• [Raw data]
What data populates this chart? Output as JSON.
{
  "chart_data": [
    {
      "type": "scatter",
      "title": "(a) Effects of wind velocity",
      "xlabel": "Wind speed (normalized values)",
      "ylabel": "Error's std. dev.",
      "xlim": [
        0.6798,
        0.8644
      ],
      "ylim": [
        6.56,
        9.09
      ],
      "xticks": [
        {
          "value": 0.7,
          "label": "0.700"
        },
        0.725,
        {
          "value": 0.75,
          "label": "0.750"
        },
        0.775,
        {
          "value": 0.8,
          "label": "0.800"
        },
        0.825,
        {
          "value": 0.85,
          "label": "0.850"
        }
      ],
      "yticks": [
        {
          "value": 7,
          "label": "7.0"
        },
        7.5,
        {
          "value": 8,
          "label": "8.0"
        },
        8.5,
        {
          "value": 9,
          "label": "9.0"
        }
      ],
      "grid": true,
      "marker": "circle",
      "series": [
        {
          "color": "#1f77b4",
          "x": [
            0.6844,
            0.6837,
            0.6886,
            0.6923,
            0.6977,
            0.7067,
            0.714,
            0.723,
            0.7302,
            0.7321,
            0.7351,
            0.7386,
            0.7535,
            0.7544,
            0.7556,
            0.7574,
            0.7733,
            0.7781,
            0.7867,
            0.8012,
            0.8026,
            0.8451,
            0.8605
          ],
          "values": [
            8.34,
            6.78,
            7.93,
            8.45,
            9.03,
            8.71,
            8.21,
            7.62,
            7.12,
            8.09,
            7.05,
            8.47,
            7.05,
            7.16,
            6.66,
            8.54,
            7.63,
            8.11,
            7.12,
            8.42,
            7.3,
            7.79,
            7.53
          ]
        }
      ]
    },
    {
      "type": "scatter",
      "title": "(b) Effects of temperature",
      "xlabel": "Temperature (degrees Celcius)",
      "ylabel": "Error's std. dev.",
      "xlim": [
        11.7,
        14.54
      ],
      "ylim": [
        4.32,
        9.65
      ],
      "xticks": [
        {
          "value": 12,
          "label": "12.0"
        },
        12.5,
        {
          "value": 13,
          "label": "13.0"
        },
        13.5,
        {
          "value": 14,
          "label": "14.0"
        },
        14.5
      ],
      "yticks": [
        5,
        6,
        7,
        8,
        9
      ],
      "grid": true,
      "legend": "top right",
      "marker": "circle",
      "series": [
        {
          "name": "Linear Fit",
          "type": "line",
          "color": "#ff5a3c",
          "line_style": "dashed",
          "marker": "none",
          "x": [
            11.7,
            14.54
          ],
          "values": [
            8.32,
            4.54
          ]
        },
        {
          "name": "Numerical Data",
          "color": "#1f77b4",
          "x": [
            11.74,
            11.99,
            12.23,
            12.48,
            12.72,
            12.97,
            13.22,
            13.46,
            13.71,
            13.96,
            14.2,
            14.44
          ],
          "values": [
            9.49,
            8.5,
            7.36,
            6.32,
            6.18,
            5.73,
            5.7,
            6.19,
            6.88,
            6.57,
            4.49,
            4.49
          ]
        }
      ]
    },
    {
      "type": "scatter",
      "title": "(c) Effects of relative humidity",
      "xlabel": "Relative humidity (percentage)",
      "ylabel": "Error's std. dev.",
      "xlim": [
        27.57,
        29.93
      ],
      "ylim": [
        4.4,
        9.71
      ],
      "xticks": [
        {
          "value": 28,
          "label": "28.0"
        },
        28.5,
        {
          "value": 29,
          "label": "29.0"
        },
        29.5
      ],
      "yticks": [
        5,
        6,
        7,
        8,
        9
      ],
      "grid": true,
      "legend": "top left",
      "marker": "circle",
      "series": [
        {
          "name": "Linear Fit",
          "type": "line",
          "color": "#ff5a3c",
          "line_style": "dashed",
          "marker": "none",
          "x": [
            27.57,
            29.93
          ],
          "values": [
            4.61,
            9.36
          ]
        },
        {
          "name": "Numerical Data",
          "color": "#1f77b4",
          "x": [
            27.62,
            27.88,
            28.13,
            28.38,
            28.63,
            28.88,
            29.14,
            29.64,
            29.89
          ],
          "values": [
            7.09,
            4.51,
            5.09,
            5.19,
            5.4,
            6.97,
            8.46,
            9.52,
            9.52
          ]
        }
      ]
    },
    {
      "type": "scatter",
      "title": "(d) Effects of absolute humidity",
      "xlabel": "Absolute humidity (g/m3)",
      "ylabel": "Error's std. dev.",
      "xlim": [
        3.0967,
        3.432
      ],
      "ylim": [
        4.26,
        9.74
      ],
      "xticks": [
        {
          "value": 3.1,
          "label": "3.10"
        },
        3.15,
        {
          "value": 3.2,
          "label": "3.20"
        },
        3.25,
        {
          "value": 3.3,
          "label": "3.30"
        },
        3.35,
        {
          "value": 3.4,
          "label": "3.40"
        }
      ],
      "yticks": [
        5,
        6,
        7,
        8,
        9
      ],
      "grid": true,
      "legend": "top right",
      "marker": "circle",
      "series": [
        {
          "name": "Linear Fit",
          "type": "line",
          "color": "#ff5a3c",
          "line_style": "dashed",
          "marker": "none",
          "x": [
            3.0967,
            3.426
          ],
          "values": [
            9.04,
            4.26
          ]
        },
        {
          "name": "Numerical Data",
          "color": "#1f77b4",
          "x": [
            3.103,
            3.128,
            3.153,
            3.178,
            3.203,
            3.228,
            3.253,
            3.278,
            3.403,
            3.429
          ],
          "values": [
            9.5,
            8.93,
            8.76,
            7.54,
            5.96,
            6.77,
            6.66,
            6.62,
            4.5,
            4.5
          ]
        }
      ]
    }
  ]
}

• [Exercise description] Transcribe each record exactly. Leave nothing out.

• [Solution below]
What data populates this chart? Output as JSON.
{
  "chart_data": [
    {
      "type": "scatter",
      "title": "(a) Effects of wind velocity",
      "xlabel": "Wind speed (normalized values)",
      "ylabel": "Error's std. dev.",
      "xlim": [
        0.6798,
        0.8644
      ],
      "ylim": [
        6.56,
        9.09
      ],
      "xticks": [
        {
          "value": 0.7,
          "label": "0.700"
        },
        0.725,
        {
          "value": 0.75,
          "label": "0.750"
        },
        0.775,
        {
          "value": 0.8,
          "label": "0.800"
        },
        0.825,
        {
          "value": 0.85,
          "label": "0.850"
        }
      ],
      "yticks": [
        {
          "value": 7,
          "label": "7.0"
        },
        7.5,
        {
          "value": 8,
          "label": "8.0"
        },
        8.5,
        {
          "value": 9,
          "label": "9.0"
        }
      ],
      "grid": true,
      "marker": "circle",
      "series": [
        {
          "color": "#1f77b4",
          "x": [
            0.6844,
            0.6837,
            0.6886,
            0.6923,
            0.6977,
            0.7067,
            0.714,
            0.723,
            0.7302,
            0.7321,
            0.7351,
            0.7386,
            0.7535,
            0.7544,
            0.7556,
            0.7574,
            0.7733,
            0.7781,
            0.7867,
            0.8012,
            0.8026,
            0.8451,
            0.8605
          ],
          "values": [
            8.34,
            6.78,
            7.93,
            8.45,
            9.03,
            8.71,
            8.21,
            7.62,
            7.12,
            8.09,
            7.05,
            8.47,
            7.05,
            7.16,
            6.66,
            8.54,
            7.63,
            8.11,
            7.12,
            8.42,
            7.3,
            7.79,
            7.53
          ]
        }
      ]
    },
    {
      "type": "scatter",
      "title": "(b) Effects of temperature",
      "xlabel": "Temperature (degrees Celcius)",
      "ylabel": "Error's std. dev.",
      "xlim": [
        11.7,
        14.54
      ],
      "ylim": [
        4.32,
        9.65
      ],
      "xticks": [
        {
          "value": 12,
          "label": "12.0"
        },
        12.5,
        {
          "value": 13,
          "label": "13.0"
        },
        13.5,
        {
          "value": 14,
          "label": "14.0"
        },
        14.5
      ],
      "yticks": [
        5,
        6,
        7,
        8,
        9
      ],
      "grid": true,
      "legend": "top right",
      "marker": "circle",
      "series": [
        {
          "name": "Linear Fit",
          "type": "line",
          "color": "#ff5a3c",
          "line_style": "dashed",
          "marker": "none",
          "x": [
            11.7,
            14.54
          ],
          "values": [
            8.32,
            4.54
          ]
        },
        {
          "name": "Numerical Data",
          "color": "#1f77b4",
          "x": [
            11.74,
            11.99,
            12.23,
            12.48,
            12.72,
            12.97,
            13.22,
            13.46,
            13.71,
            13.96,
            14.2,
            14.44
          ],
          "values": [
            9.49,
            8.5,
            7.36,
            6.32,
            6.18,
            5.73,
            5.7,
            6.19,
            6.88,
            6.57,
            4.49,
            4.49
          ]
        }
      ]
    },
    {
      "type": "scatter",
      "title": "(c) Effects of relative humidity",
      "xlabel": "Relative humidity (percentage)",
      "ylabel": "Error's std. dev.",
      "xlim": [
        27.57,
        29.93
      ],
      "ylim": [
        4.4,
        9.71
      ],
      "xticks": [
        {
          "value": 28,
          "label": "28.0"
        },
        28.5,
        {
          "value": 29,
          "label": "29.0"
        },
        29.5
      ],
      "yticks": [
        5,
        6,
        7,
        8,
        9
      ],
      "grid": true,
      "legend": "top left",
      "marker": "circle",
      "series": [
        {
          "name": "Linear Fit",
          "type": "line",
          "color": "#ff5a3c",
          "line_style": "dashed",
          "marker": "none",
          "x": [
            27.57,
            29.93
          ],
          "values": [
            4.61,
            9.36
          ]
        },
        {
          "name": "Numerical Data",
          "color": "#1f77b4",
          "x": [
            27.62,
            27.88,
            28.13,
            28.38,
            28.63,
            28.88,
            29.14,
            29.64,
            29.89
          ],
          "values": [
            7.09,
            4.51,
            5.09,
            5.19,
            5.4,
            6.97,
            8.46,
            9.52,
            9.52
          ]
        }
      ]
    },
    {
      "type": "scatter",
      "title": "(d) Effects of absolute humidity",
      "xlabel": "Absolute humidity (g/m3)",
      "ylabel": "Error's std. dev.",
      "xlim": [
        3.0967,
        3.432
      ],
      "ylim": [
        4.26,
        9.74
      ],
      "xticks": [
        {
          "value": 3.1,
          "label": "3.10"
        },
        3.15,
        {
          "value": 3.2,
          "label": "3.20"
        },
        3.25,
        {
          "value": 3.3,
          "label": "3.30"
        },
        3.35,
        {
          "value": 3.4,
          "label": "3.40"
        }
      ],
      "yticks": [
        5,
        6,
        7,
        8,
        9
      ],
      "grid": true,
      "legend": "top right",
      "marker": "circle",
      "series": [
        {
          "name": "Linear Fit",
          "type": "line",
          "color": "#ff5a3c",
          "line_style": "dashed",
          "marker": "none",
          "x": [
            3.0967,
            3.426
          ],
          "values": [
            9.04,
            4.26
          ]
        },
        {
          "name": "Numerical Data",
          "color": "#1f77b4",
          "x": [
            3.103,
            3.128,
            3.153,
            3.178,
            3.203,
            3.228,
            3.253,
            3.278,
            3.403,
            3.429
          ],
          "values": [
            9.5,
            8.93,
            8.76,
            7.54,
            5.96,
            6.77,
            6.66,
            6.62,
            4.5,
            4.5
          ]
        }
      ]
    }
  ]
}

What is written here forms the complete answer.